**Given exercise**
Copy all of the material below exactly.

Extracted records:

Begin

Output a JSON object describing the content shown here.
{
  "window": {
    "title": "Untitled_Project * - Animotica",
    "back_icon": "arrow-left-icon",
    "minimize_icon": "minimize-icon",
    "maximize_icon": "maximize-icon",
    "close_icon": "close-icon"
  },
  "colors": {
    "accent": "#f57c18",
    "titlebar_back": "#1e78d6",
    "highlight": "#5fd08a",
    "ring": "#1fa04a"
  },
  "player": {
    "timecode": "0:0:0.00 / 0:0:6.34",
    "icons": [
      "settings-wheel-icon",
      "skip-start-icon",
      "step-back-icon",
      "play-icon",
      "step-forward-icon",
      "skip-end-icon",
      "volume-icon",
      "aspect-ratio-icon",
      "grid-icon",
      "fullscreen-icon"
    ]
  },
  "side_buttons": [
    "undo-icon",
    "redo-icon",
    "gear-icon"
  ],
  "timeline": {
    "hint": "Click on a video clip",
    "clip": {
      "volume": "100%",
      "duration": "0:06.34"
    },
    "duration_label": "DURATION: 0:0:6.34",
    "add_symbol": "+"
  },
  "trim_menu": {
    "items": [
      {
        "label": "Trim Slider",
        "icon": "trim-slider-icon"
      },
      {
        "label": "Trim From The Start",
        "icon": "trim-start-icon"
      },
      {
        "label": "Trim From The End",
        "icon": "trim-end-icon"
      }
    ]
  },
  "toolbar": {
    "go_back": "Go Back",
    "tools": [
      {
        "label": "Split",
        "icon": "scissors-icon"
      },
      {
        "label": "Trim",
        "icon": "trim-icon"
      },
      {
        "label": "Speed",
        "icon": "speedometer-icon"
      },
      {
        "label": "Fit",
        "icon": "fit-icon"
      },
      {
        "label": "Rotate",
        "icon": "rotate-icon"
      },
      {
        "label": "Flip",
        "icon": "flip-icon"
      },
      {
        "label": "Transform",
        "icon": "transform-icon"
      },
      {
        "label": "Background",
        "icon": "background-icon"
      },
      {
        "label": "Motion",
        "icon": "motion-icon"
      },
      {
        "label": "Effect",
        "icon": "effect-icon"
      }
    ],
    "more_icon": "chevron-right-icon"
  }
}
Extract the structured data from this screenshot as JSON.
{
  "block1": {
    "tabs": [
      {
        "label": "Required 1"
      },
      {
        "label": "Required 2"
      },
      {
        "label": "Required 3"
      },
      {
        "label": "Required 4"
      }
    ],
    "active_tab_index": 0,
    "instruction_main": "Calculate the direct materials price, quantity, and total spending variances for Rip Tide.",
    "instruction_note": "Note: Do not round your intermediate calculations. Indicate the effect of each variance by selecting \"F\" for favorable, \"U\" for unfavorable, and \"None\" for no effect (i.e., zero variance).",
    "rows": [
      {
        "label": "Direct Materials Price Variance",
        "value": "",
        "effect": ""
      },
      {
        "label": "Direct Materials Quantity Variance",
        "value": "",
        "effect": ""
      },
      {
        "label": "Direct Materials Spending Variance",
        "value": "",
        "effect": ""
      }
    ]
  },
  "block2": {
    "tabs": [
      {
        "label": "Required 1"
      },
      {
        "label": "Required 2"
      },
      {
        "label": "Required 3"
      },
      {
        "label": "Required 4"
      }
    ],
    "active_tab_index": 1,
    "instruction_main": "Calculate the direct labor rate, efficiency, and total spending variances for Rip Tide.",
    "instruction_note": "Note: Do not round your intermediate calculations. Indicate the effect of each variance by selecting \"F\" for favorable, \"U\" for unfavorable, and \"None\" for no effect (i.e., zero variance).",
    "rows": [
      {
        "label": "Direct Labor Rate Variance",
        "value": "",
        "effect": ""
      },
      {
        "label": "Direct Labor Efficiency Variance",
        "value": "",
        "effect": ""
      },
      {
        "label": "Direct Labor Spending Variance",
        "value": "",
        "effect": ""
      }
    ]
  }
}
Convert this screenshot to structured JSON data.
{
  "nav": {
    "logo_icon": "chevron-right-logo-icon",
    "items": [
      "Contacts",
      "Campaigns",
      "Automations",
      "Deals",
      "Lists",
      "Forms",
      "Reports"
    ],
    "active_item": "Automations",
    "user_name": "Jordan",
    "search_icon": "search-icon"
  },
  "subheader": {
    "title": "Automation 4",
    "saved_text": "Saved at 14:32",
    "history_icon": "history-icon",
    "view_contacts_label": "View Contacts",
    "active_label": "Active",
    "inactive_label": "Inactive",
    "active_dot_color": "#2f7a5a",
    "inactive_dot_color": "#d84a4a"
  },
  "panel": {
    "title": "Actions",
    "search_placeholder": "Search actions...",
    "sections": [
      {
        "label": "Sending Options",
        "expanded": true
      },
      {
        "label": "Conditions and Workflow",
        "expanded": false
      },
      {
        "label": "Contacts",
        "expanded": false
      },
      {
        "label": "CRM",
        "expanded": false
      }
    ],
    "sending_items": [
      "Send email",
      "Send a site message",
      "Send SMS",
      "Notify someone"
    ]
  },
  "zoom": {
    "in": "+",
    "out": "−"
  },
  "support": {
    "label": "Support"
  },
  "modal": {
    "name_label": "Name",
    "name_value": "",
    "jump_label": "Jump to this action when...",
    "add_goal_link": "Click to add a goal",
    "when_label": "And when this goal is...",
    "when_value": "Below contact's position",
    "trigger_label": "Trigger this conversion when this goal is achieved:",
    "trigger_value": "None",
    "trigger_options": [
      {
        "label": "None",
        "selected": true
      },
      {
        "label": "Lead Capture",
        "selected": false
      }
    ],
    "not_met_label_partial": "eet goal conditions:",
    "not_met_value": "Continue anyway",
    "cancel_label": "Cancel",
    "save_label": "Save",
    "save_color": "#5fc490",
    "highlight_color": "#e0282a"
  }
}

End

**The result**
Output a JSON object describing the content shown here.
{
  "window": {
    "title": "Untitled_Project * - Animotica",
    "back_icon": "arrow-left-icon",
    "minimize_icon": "minimize-icon",
    "maximize_icon": "maximize-icon",
    "close_icon": "close-icon"
  },
  "colors": {
    "accent": "#f57c18",
    "titlebar_back": "#1e78d6",
    "highlight": "#5fd08a",
    "ring": "#1fa04a"
  },
  "player": {
    "timecode": "0:0:0.00 / 0:0:6.34",
    "icons": [
      "settings-wheel-icon",
      "skip-start-icon",
      "step-back-icon",
      "play-icon",
      "step-forward-icon",
      "skip-end-icon",
      "volume-icon",
      "aspect-ratio-icon",
      "grid-icon",
      "fullscreen-icon"
    ]
  },
  "side_buttons": [
    "undo-icon",
    "redo-icon",
    "gear-icon"
  ],
  "timeline": {
    "hint": "Click on a video clip",
    "clip": {
      "volume": "100%",
      "duration": "0:06.34"
    },
    "duration_label": "DURATION: 0:0:6.34",
    "add_symbol": "+"
  },
  "trim_menu": {
    "items": [
      {
        "label": "Trim Slider",
        "icon": "trim-slider-icon"
      },
      {
        "label": "Trim From The Start",
        "icon": "trim-start-icon"
      },
      {
        "label": "Trim From The End",
        "icon": "trim-end-icon"
      }
    ]
  },
  "toolbar": {
    "go_back": "Go Back",
    "tools": [
      {
        "label": "Split",
        "icon": "scissors-icon"
      },
      {
        "label": "Trim",
        "icon": "trim-icon"
      },
      {
        "label": "Speed",
        "icon": "speedometer-icon"
      },
      {
        "label": "Fit",
        "icon": "fit-icon"
      },
      {
        "label": "Rotate",
        "icon": "rotate-icon"
      },
      {
        "label": "Flip",
        "icon": "flip-icon"
      },
      {
        "label": "Transform",
        "icon": "transform-icon"
      },
      {
        "label": "Background",
        "icon": "background-icon"
      },
      {
        "label": "Motion",
        "icon": "motion-icon"
      },
      {
        "label": "Effect",
        "icon": "effect-icon"
      }
    ],
    "more_icon": "chevron-right-icon"
  }
}
Extract the structured data from this screenshot as JSON.
{
  "block1": {
    "tabs": [
      {
        "label": "Required 1"
      },
      {
        "label": "Required 2"
      },
      {
        "label": "Required 3"
      },
      {
        "label": "Required 4"
      }
    ],
    "active_tab_index": 0,
    "instruction_main": "Calculate the direct materials price, quantity, and total spending variances for Rip Tide.",
    "instruction_note": "Note: Do not round your intermediate calculations. Indicate the effect of each variance by selecting \"F\" for favorable, \"U\" for unfavorable, and \"None\" for no effect (i.e., zero variance).",
    "rows": [
      {
        "label": "Direct Materials Price Variance",
        "value": "",
        "effect": ""
      },
      {
        "label": "Direct Materials Quantity Variance",
        "value": "",
        "effect": ""
      },
      {
        "label": "Direct Materials Spending Variance",
        "value": "",
        "effect": ""
      }
    ]
  },
  "block2": {
    "tabs": [
      {
        "label": "Required 1"
      },
      {
        "label": "Required 2"
      },
      {
        "label": "Required 3"
      },
      {
        "label": "Required 4"
      }
    ],
    "active_tab_index": 1,
    "instruction_main": "Calculate the direct labor rate, efficiency, and total spending variances for Rip Tide.",
    "instruction_note": "Note: Do not round your intermediate calculations. Indicate the effect of each variance by selecting \"F\" for favorable, \"U\" for unfavorable, and \"None\" for no effect (i.e., zero variance).",
    "rows": [
      {
        "label": "Direct Labor Rate Variance",
        "value": "",
        "effect": ""
      },
      {
        "label": "Direct Labor Efficiency Variance",
        "value": "",
        "effect": ""
      },
      {
        "label": "Direct Labor Spending Variance",
        "value": "",
        "effect": ""
      }
    ]
  }
}
Convert this screenshot to structured JSON data.
{
  "nav": {
    "logo_icon": "chevron-right-logo-icon",
    "items": [
      "Contacts",
      "Campaigns",
      "Automations",
      "Deals",
      "Lists",
      "Forms",
      "Reports"
    ],
    "active_item": "Automations",
    "user_name": "Jordan",
    "search_icon": "search-icon"
  },
  "subheader": {
    "title": "Automation 4",
    "saved_text": "Saved at 14:32",
    "history_icon": "history-icon",
    "view_contacts_label": "View Contacts",
    "active_label": "Active",
    "inactive_label": "Inactive",
    "active_dot_color": "#2f7a5a",
    "inactive_dot_color": "#d84a4a"
  },
  "panel": {
    "title": "Actions",
    "search_placeholder": "Search actions...",
    "sections": [
      {
        "label": "Sending Options",
        "expanded": true
      },
      {
        "label": "Conditions and Workflow",
        "expanded": false
      },
      {
        "label": "Contacts",
        "expanded": false
      },
      {
        "label": "CRM",
        "expanded": false
      }
    ],
    "sending_items": [
      "Send email",
      "Send a site message",
      "Send SMS",
      "Notify someone"
    ]
  },
  "zoom": {
    "in": "+",
    "out": "−"
  },
  "support": {
    "label": "Support"
  },
  "modal": {
    "name_label": "Name",
    "name_value": "",
    "jump_label": "Jump to this action when...",
    "add_goal_link": "Click to add a goal",
    "when_label": "And when this goal is...",
    "when_value": "Below contact's position",
    "trigger_label": "Trigger this conversion when this goal is achieved:",
    "trigger_value": "None",
    "trigger_options": [
      {
        "label": "None",
        "selected": true
      },
      {
        "label": "Lead Capture",
        "selected": false
      }
    ],
    "not_met_label_partial": "eet goal conditions:",
    "not_met_value": "Continue anyway",
    "cancel_label": "Cancel",
    "save_label": "Save",
    "save_color": "#5fc490",
    "highlight_color": "#e0282a"
  }
}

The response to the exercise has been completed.